Exercise aim.
Extract the line that contains "Output the text content of this document." and every line after it through the end of the records below, exactly as written, leaving out any pictures.

Supplied data.
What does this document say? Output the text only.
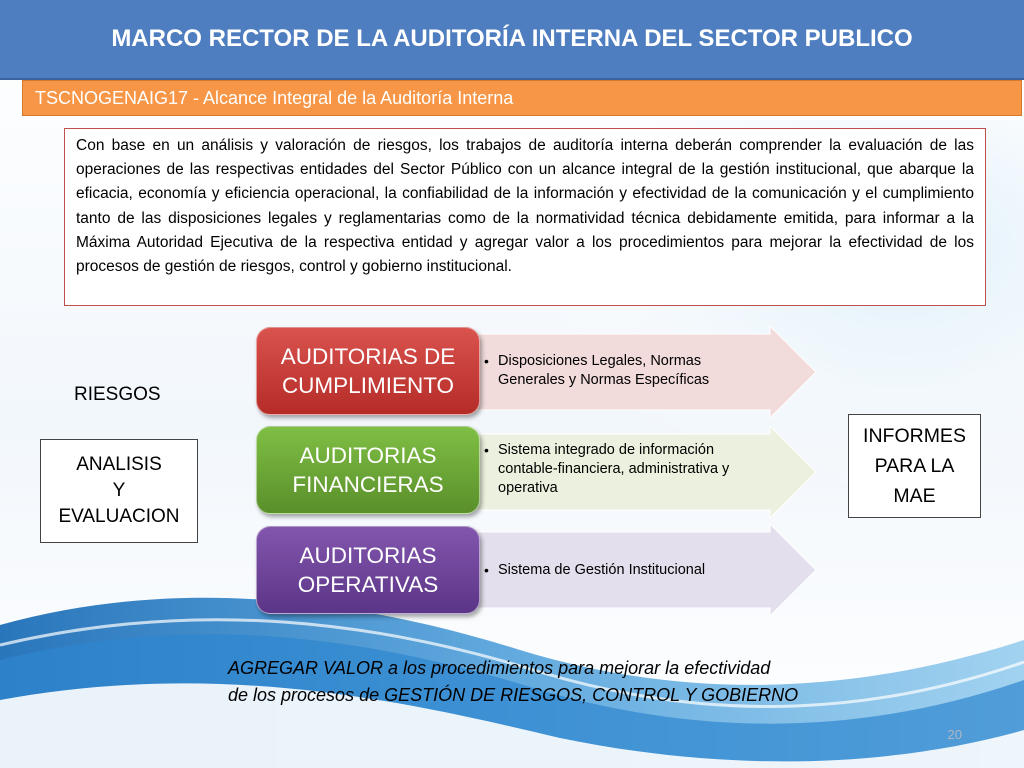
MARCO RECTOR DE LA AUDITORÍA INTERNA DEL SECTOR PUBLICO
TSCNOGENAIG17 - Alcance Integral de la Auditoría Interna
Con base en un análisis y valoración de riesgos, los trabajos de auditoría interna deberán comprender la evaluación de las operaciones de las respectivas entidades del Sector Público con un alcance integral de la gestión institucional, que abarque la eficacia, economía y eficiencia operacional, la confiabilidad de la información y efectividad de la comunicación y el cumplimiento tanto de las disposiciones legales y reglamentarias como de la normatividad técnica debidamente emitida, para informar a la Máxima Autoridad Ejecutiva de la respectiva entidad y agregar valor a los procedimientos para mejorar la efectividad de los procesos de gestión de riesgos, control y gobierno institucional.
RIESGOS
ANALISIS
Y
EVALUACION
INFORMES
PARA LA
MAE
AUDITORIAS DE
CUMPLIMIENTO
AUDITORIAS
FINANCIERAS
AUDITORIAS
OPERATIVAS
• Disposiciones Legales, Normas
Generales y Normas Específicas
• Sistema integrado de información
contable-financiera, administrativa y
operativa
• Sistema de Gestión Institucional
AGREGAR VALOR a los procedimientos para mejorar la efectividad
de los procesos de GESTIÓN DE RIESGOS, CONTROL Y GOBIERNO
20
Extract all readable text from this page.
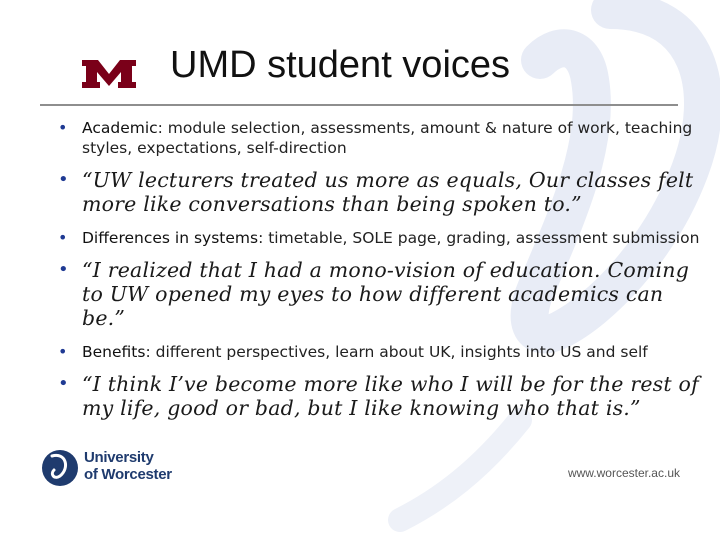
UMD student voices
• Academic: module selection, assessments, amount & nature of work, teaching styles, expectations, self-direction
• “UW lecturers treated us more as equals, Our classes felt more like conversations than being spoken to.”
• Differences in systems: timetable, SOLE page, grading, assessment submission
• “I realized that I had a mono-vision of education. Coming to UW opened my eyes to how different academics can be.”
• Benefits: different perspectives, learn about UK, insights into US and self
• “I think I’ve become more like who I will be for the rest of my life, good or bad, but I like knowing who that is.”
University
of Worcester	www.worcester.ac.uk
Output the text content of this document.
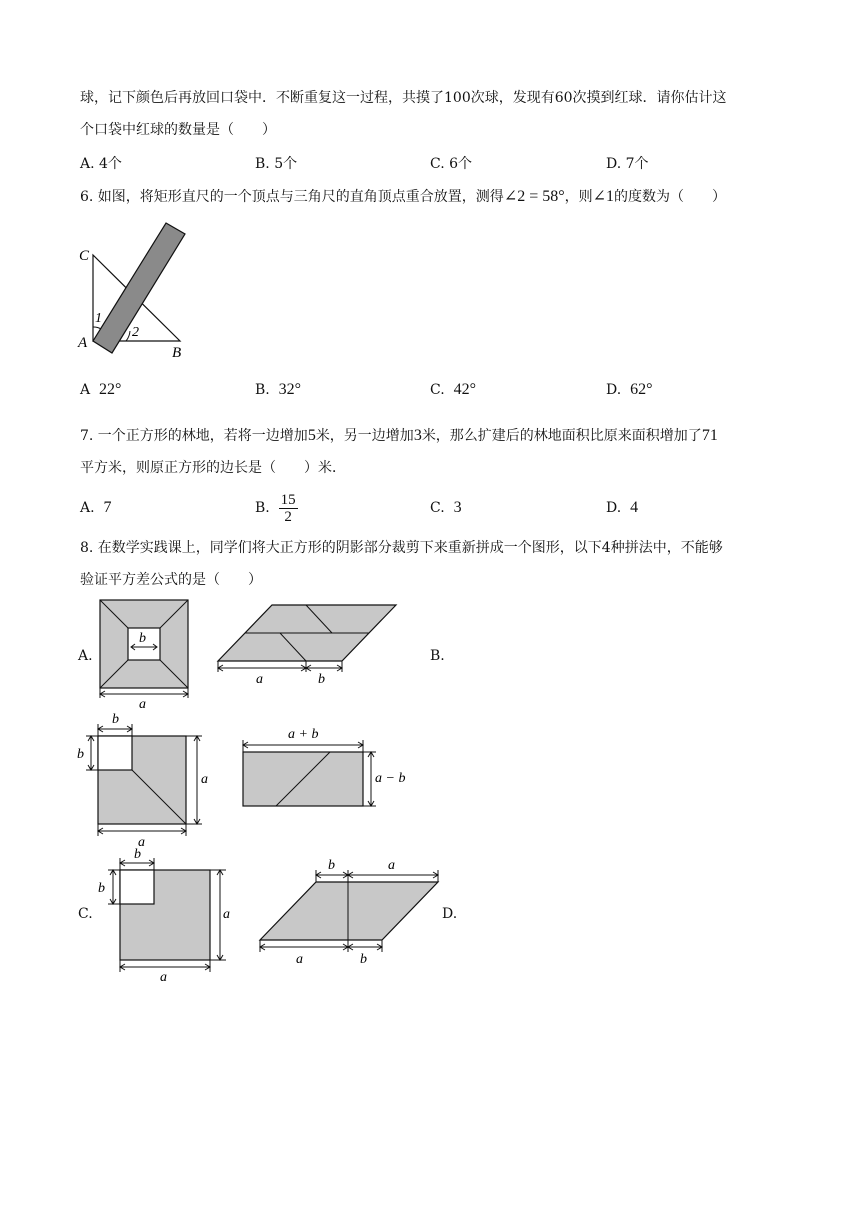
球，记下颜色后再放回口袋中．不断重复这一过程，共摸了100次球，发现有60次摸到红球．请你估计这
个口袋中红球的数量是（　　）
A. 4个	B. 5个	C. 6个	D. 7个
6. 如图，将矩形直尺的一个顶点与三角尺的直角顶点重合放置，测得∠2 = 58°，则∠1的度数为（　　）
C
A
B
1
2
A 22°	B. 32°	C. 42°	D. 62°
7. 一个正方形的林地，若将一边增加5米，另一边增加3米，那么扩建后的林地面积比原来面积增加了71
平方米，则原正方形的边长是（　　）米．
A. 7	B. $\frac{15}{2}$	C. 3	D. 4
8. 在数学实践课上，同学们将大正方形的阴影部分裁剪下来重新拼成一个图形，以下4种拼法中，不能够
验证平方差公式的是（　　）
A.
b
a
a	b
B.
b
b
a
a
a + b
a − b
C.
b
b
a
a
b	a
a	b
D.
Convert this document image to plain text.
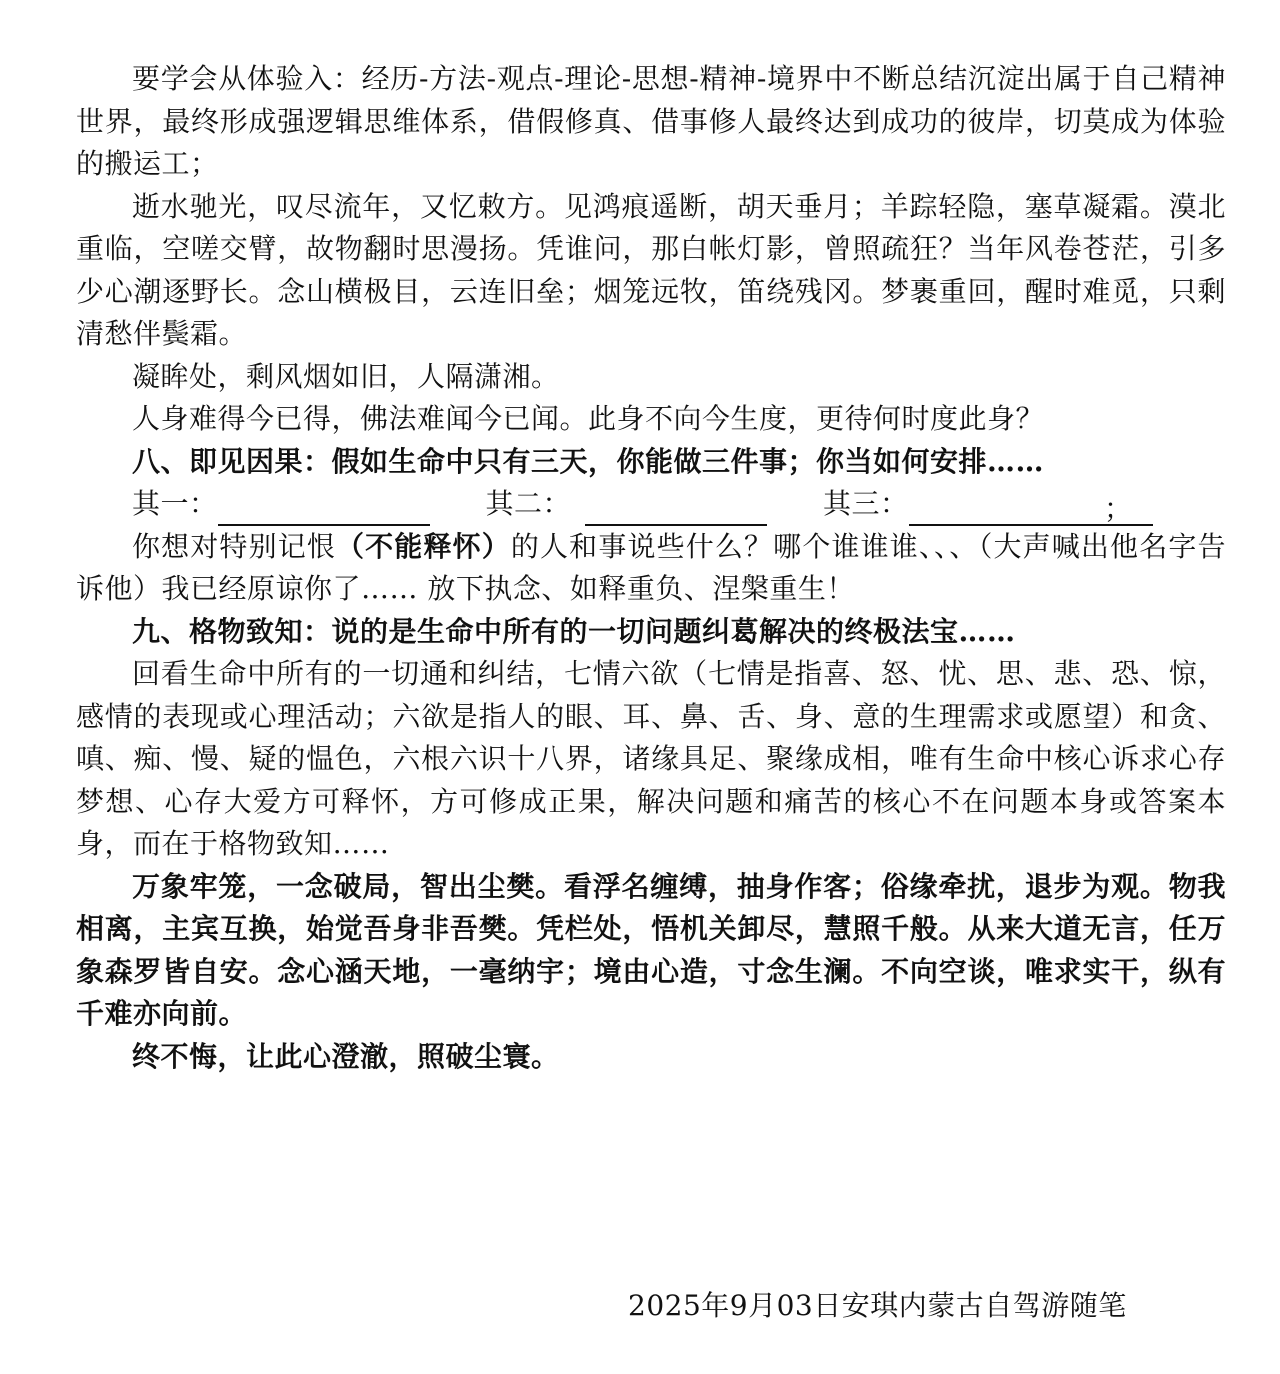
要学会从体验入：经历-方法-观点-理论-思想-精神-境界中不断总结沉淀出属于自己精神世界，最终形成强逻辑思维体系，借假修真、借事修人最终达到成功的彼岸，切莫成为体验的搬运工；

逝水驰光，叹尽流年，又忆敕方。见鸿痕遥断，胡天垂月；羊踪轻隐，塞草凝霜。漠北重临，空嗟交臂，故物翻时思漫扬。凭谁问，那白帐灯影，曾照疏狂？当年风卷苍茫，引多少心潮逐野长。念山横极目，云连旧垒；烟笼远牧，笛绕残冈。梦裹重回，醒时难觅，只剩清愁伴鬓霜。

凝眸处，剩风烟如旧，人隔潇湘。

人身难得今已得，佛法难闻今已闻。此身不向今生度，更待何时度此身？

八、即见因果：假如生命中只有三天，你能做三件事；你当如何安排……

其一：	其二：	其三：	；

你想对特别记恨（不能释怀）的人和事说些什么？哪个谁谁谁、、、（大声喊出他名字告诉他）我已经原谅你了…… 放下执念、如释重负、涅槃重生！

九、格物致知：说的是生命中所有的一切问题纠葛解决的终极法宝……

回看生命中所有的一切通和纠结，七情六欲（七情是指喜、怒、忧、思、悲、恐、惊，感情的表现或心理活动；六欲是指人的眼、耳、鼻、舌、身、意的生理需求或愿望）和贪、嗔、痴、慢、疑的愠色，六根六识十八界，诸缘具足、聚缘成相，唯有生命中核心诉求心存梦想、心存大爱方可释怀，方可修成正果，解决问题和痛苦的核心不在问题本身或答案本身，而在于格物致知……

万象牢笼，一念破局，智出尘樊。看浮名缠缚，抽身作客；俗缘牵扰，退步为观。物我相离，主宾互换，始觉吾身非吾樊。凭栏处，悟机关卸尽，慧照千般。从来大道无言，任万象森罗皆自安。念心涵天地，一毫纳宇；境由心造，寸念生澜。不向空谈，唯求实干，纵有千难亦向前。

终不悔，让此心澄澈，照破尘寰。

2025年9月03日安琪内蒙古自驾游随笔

Expected output.
Output the text content of this document.
球，记下颜色后再放回口袋中．不断重复这一过程，共摸了100次球，发现有60次摸到红球．请你估计这
个口袋中红球的数量是（　　）
A. 4个	B. 5个	C. 6个	D. 7个
6. 如图，将矩形直尺的一个顶点与三角尺的直角顶点重合放置，测得∠2 = 58°，则∠1的度数为（　　）
C
A
B
1
2
A 22°	B. 32°	C. 42°	D. 62°
7. 一个正方形的林地，若将一边增加5米，另一边增加3米，那么扩建后的林地面积比原来面积增加了71
平方米，则原正方形的边长是（　　）米．
A. 7	B. $\frac{15}{2}$	C. 3	D. 4
8. 在数学实践课上，同学们将大正方形的阴影部分裁剪下来重新拼成一个图形，以下4种拼法中，不能够
验证平方差公式的是（　　）
A.
b
a
a	b
B.
b
b
a
a
a + b
a − b
C.
b
b
a
a
b	a
a	b
D.
Convert this document image to plain text.
要学会从体验入：经历-方法-观点-理论-思想-精神-境界中不断总结沉淀出属于自己精神世界，最终形成强逻辑思维体系，借假修真、借事修人最终达到成功的彼岸，切莫成为体验的搬运工；

逝水驰光，叹尽流年，又忆敕方。见鸿痕遥断，胡天垂月；羊踪轻隐，塞草凝霜。漠北重临，空嗟交臂，故物翻时思漫扬。凭谁问，那白帐灯影，曾照疏狂？当年风卷苍茫，引多少心潮逐野长。念山横极目，云连旧垒；烟笼远牧，笛绕残冈。梦裹重回，醒时难觅，只剩清愁伴鬓霜。

凝眸处，剩风烟如旧，人隔潇湘。

人身难得今已得，佛法难闻今已闻。此身不向今生度，更待何时度此身？

八、即见因果：假如生命中只有三天，你能做三件事；你当如何安排……

其一：	其二：	其三：	；

你想对特别记恨（不能释怀）的人和事说些什么？哪个谁谁谁、、、（大声喊出他名字告诉他）我已经原谅你了…… 放下执念、如释重负、涅槃重生！

九、格物致知：说的是生命中所有的一切问题纠葛解决的终极法宝……

回看生命中所有的一切通和纠结，七情六欲（七情是指喜、怒、忧、思、悲、恐、惊，感情的表现或心理活动；六欲是指人的眼、耳、鼻、舌、身、意的生理需求或愿望）和贪、嗔、痴、慢、疑的愠色，六根六识十八界，诸缘具足、聚缘成相，唯有生命中核心诉求心存梦想、心存大爱方可释怀，方可修成正果，解决问题和痛苦的核心不在问题本身或答案本身，而在于格物致知……

万象牢笼，一念破局，智出尘樊。看浮名缠缚，抽身作客；俗缘牵扰，退步为观。物我相离，主宾互换，始觉吾身非吾樊。凭栏处，悟机关卸尽，慧照千般。从来大道无言，任万象森罗皆自安。念心涵天地，一毫纳宇；境由心造，寸念生澜。不向空谈，唯求实干，纵有千难亦向前。

终不悔，让此心澄澈，照破尘寰。

2025年9月03日安琪内蒙古自驾游随笔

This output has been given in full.